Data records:
-- start --

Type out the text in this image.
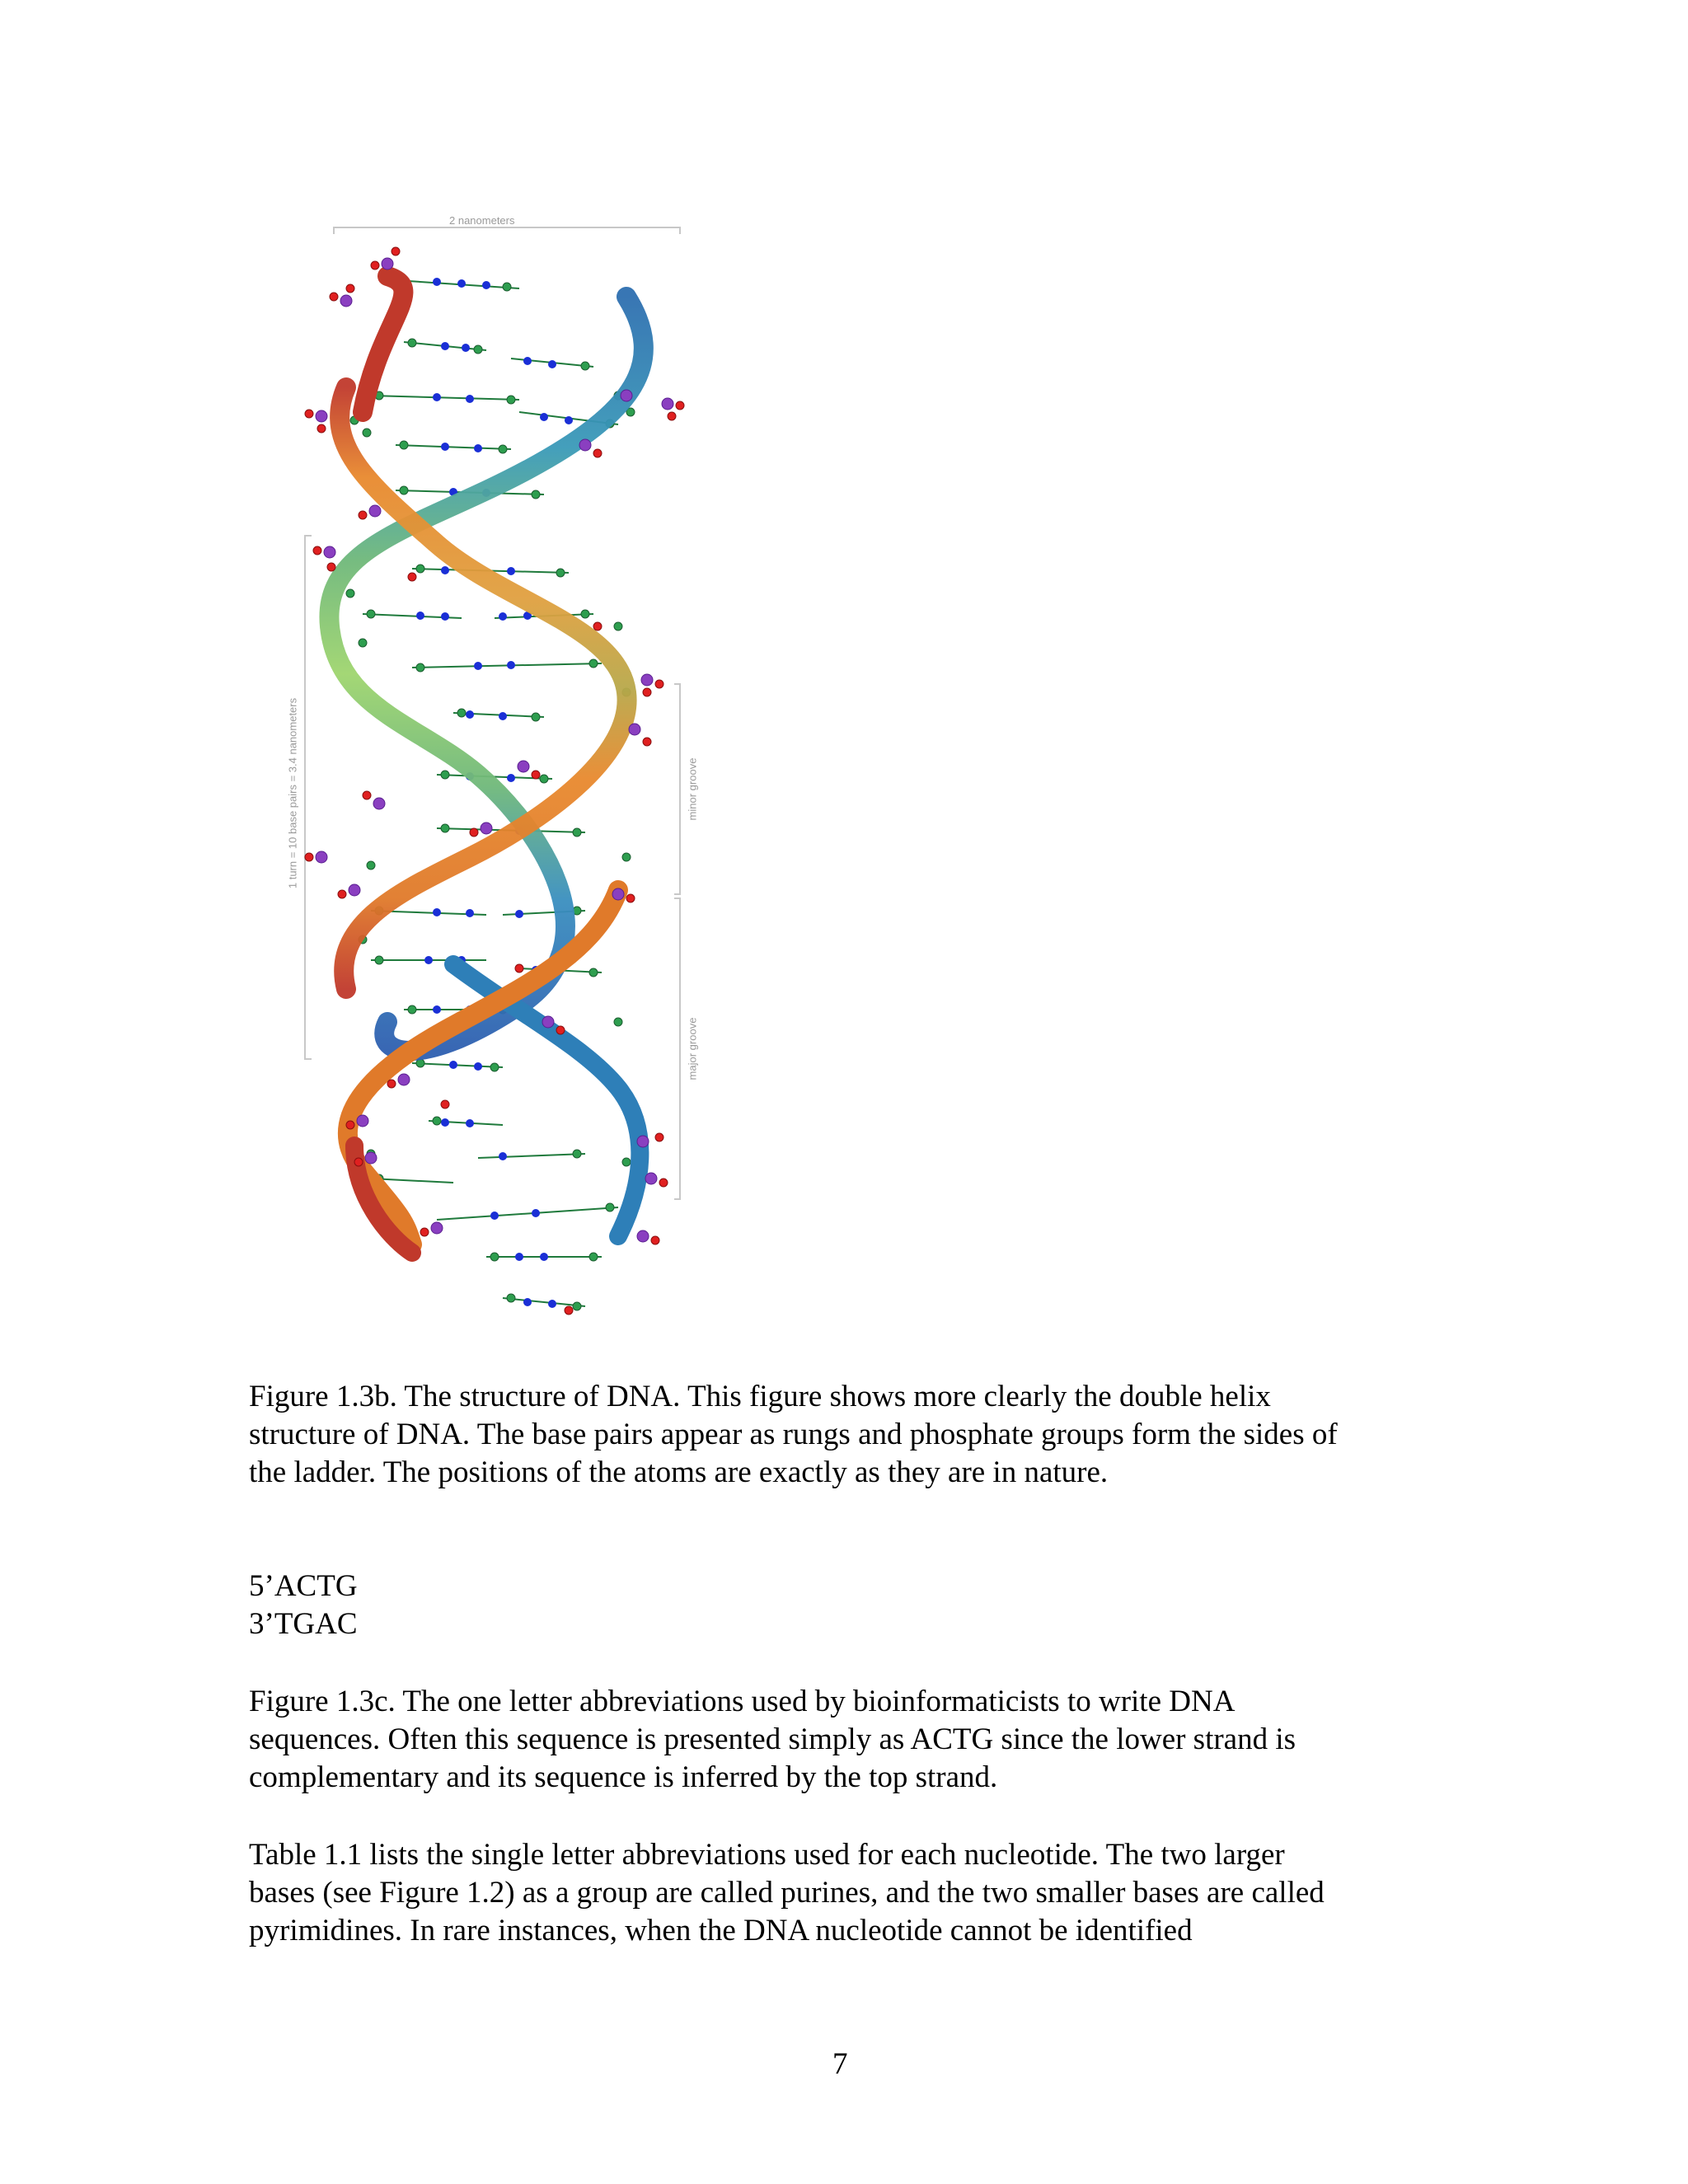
2 nanometers
1 turn = 10 base pairs = 3.4 nanometers	minor groove
major groove
Figure 1.3b. The structure of DNA. This figure shows more clearly the double helix
structure of DNA. The base pairs appear as rungs and phosphate groups form the sides of
the ladder. The positions of the atoms are exactly as they are in nature.
5’ACTG
3’TGAC
Figure 1.3c. The one letter abbreviations used by bioinformaticists to write DNA
sequences. Often this sequence is presented simply as ACTG since the lower strand is
complementary and its sequence is inferred by the top strand.
Table 1.1 lists the single letter abbreviations used for each nucleotide. The two larger
bases (see Figure 1.2) as a group are called purines, and the two smaller bases are called
pyrimidines. In rare instances, when the DNA nucleotide cannot be identified
7
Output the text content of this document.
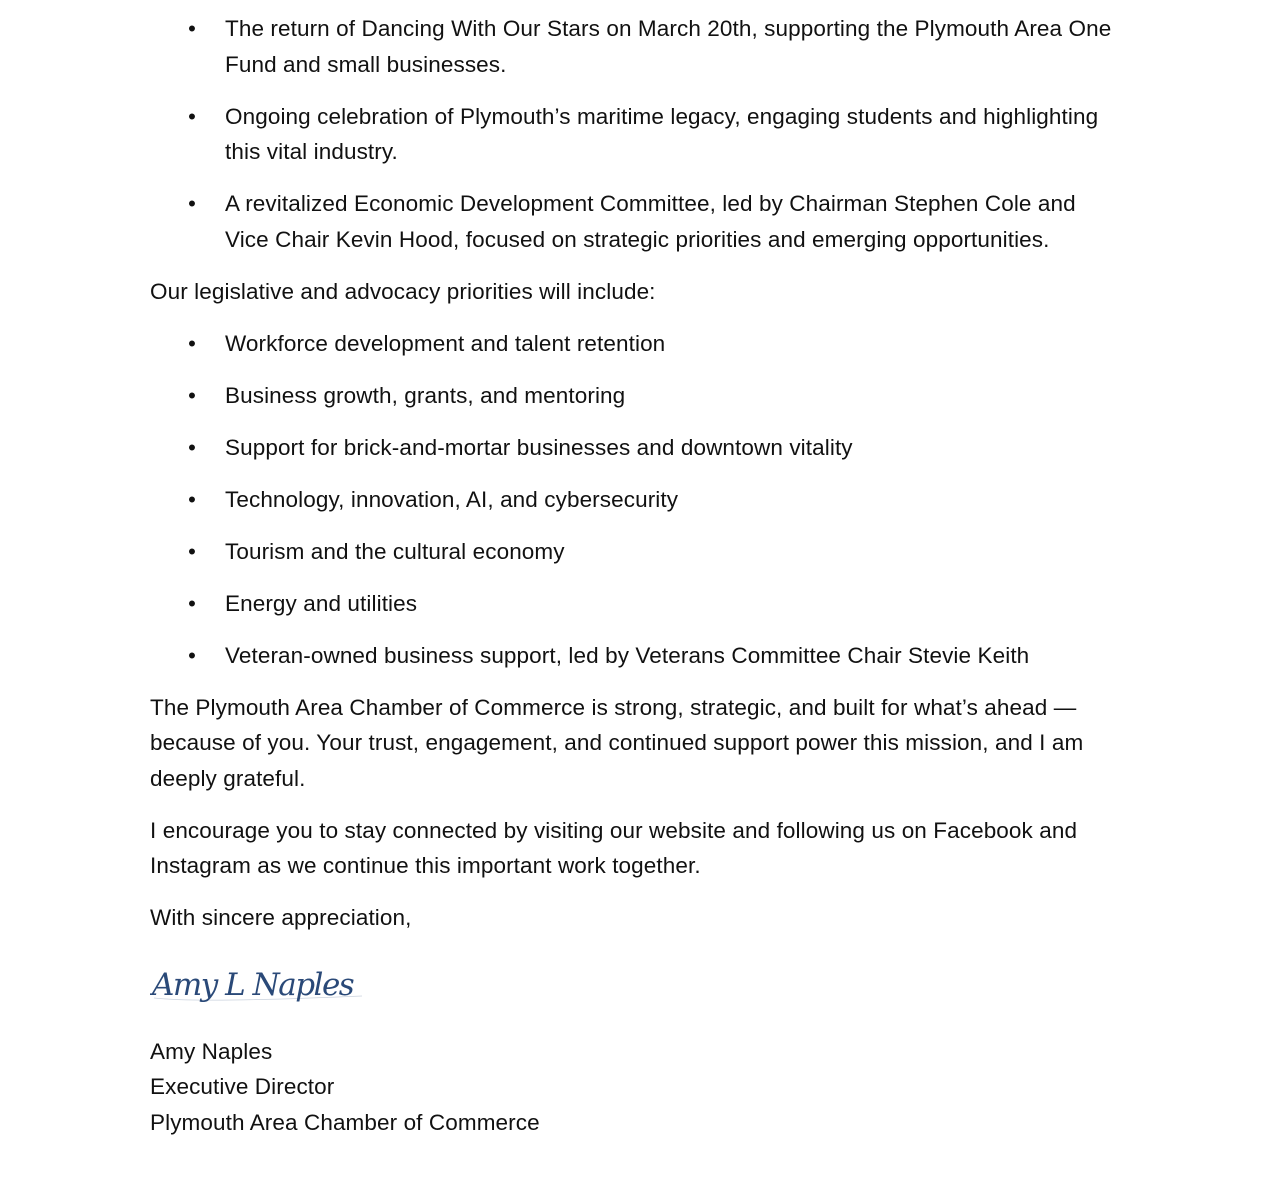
• The return of Dancing With Our Stars on March 20th, supporting the Plymouth Area One Fund and small businesses.
• Ongoing celebration of Plymouth’s maritime legacy, engaging students and highlighting this vital industry.
• A revitalized Economic Development Committee, led by Chairman Stephen Cole and Vice Chair Kevin Hood, focused on strategic priorities and emerging opportunities.

Our legislative and advocacy priorities will include:

• Workforce development and talent retention
• Business growth, grants, and mentoring
• Support for brick-and-mortar businesses and downtown vitality
• Technology, innovation, AI, and cybersecurity
• Tourism and the cultural economy
• Energy and utilities
• Veteran-owned business support, led by Veterans Committee Chair Stevie Keith

The Plymouth Area Chamber of Commerce is strong, strategic, and built for what’s ahead — because of you. Your trust, engagement, and continued support power this mission, and I am deeply grateful.

I encourage you to stay connected by visiting our website and following us on Facebook and Instagram as we continue this important work together.

With sincere appreciation,

Amy L Naples
Amy Naples
Executive Director
Plymouth Area Chamber of Commerce
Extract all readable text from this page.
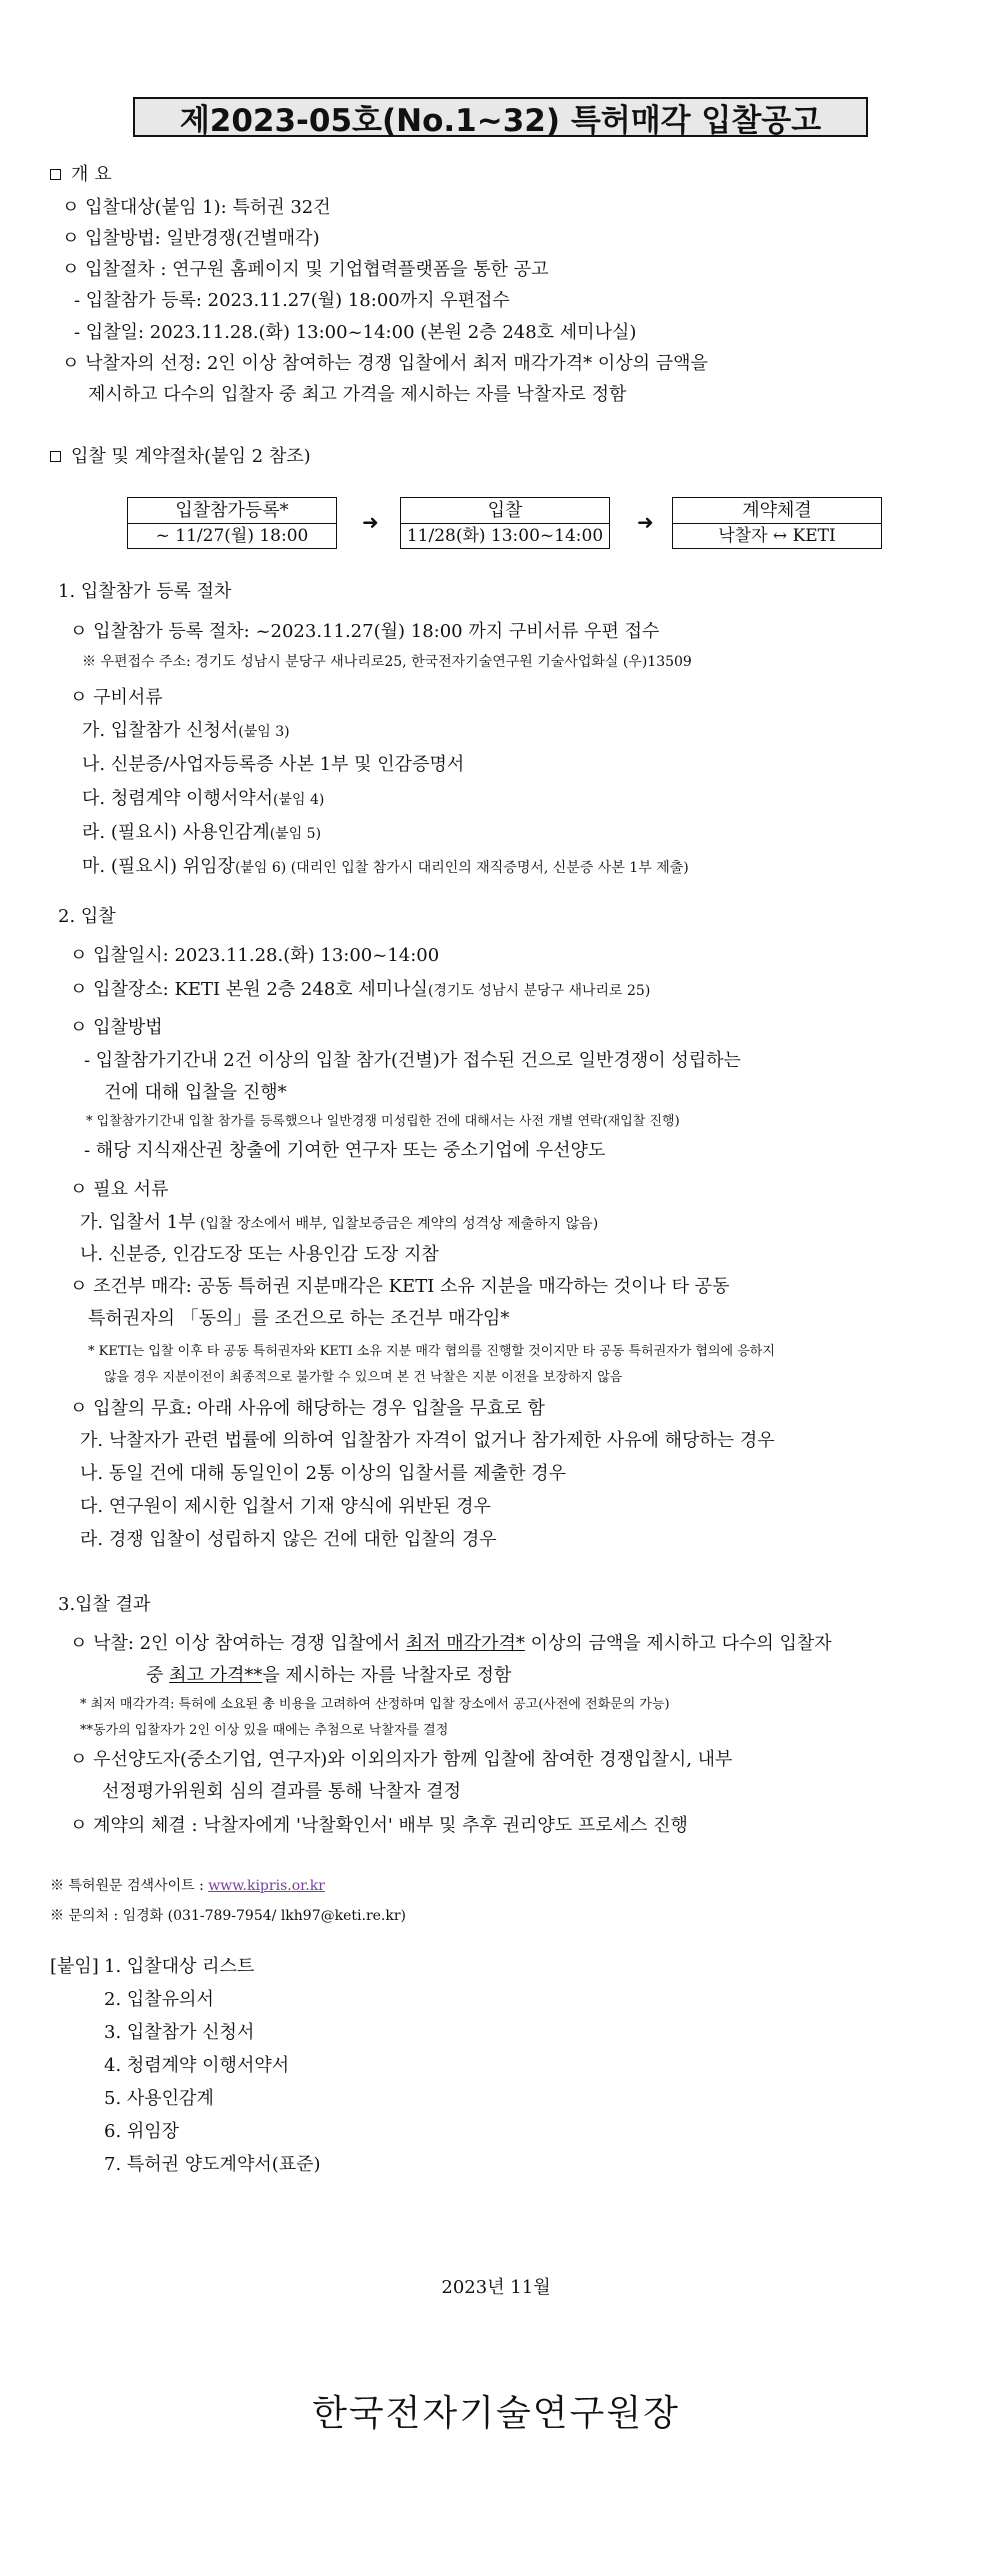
제2023-05호(No.1~32) 특허매각 입찰공고
개 요
ㅇ 입찰대상(붙임 1): 특허권 32건
ㅇ 입찰방법: 일반경쟁(건별매각)
ㅇ 입찰절차 : 연구원 홈페이지 및 기업협력플랫폼을 통한 공고
- 입찰참가 등록: 2023.11.27(월) 18:00까지 우편접수
- 입찰일: 2023.11.28.(화) 13:00~14:00 (본원 2층 248호 세미나실)
ㅇ 낙찰자의 선정: 2인 이상 참여하는 경쟁 입찰에서 최저 매각가격* 이상의 금액을
제시하고 다수의 입찰자 중 최고 가격을 제시하는 자를 낙찰자로 정함
입찰 및 계약절차(붙임 2 참조)
입찰참가등록*
~ 11/27(월) 18:00
➜	입찰
11/28(화) 13:00~14:00
➜	계약체결
낙찰자 ↔ KETI
1. 입찰참가 등록 절차
ㅇ 입찰참가 등록 절차: ~2023.11.27(월) 18:00 까지 구비서류 우편 접수
※ 우편접수 주소: 경기도 성남시 분당구 새나리로25, 한국전자기술연구원 기술사업화실 (우)13509
ㅇ 구비서류
가. 입찰참가 신청서(붙임 3)
나. 신분증/사업자등록증 사본 1부 및 인감증명서
다. 청렴계약 이행서약서(붙임 4)
라. (필요시) 사용인감계(붙임 5)
마. (필요시) 위임장(붙임 6) (대리인 입찰 참가시 대리인의 재직증명서, 신분증 사본 1부 제출)
2. 입찰
ㅇ 입찰일시: 2023.11.28.(화) 13:00~14:00
ㅇ 입찰장소: KETI 본원 2층 248호 세미나실(경기도 성남시 분당구 새나리로 25)
ㅇ 입찰방법
- 입찰참가기간내 2건 이상의 입찰 참가(건별)가 접수된 건으로 일반경쟁이 성립하는
건에 대해 입찰을 진행*
* 입찰참가기간내 입찰 참가를 등록했으나 일반경쟁 미성립한 건에 대해서는 사전 개별 연락(재입찰 진행)
- 해당 지식재산권 창출에 기여한 연구자 또는 중소기업에 우선양도
ㅇ 필요 서류
가. 입찰서 1부 (입찰 장소에서 배부, 입찰보증금은 계약의 성격상 제출하지 않음)
나. 신분증, 인감도장 또는 사용인감 도장 지참
ㅇ 조건부 매각: 공동 특허권 지분매각은 KETI 소유 지분을 매각하는 것이나 타 공동
특허권자의 「동의」를 조건으로 하는 조건부 매각임*
* KETI는 입찰 이후 타 공동 특허권자와 KETI 소유 지분 매각 협의를 진행할 것이지만 타 공동 특허권자가 협의에 응하지
않을 경우 지분이전이 최종적으로 불가할 수 있으며 본 건 낙찰은 지분 이전을 보장하지 않음
ㅇ 입찰의 무효: 아래 사유에 해당하는 경우 입찰을 무효로 함
가. 낙찰자가 관련 법률에 의하여 입찰참가 자격이 없거나 참가제한 사유에 해당하는 경우
나. 동일 건에 대해 동일인이 2통 이상의 입찰서를 제출한 경우
다. 연구원이 제시한 입찰서 기재 양식에 위반된 경우
라. 경쟁 입찰이 성립하지 않은 건에 대한 입찰의 경우
3.입찰 결과
ㅇ 낙찰: 2인 이상 참여하는 경쟁 입찰에서 최저 매각가격* 이상의 금액을 제시하고 다수의 입찰자
중 최고 가격**을 제시하는 자를 낙찰자로 정함
* 최저 매각가격: 특허에 소요된 총 비용을 고려하여 산정하며 입찰 장소에서 공고(사전에 전화문의 가능)
**동가의 입찰자가 2인 이상 있을 때에는 추첨으로 낙찰자를 결정
ㅇ 우선양도자(중소기업, 연구자)와 이외의자가 함께 입찰에 참여한 경쟁입찰시, 내부
선정평가위원회 심의 결과를 통해 낙찰자 결정
ㅇ 계약의 체결 : 낙찰자에게 '낙찰확인서' 배부 및 추후 권리양도 프로세스 진행
※ 특허원문 검색사이트 : www.kipris.or.kr
※ 문의처 : 임경화 (031-789-7954/ lkh97@keti.re.kr)
[붙임] 1. 입찰대상 리스트
2. 입찰유의서
3. 입찰참가 신청서
4. 청렴계약 이행서약서
5. 사용인감계
6. 위임장
7. 특허권 양도계약서(표준)
2023년 11월
한국전자기술연구원장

-- end --

**What you have to do**. Each line above that holds the string "낙찰자로" should be copied and shown.

**Final result**.
제시하고 다수의 입찰자 중 최고 가격을 제시하는 자를 낙찰자로 정함
중 최고 가격**을 제시하는 자를 낙찰자로 정함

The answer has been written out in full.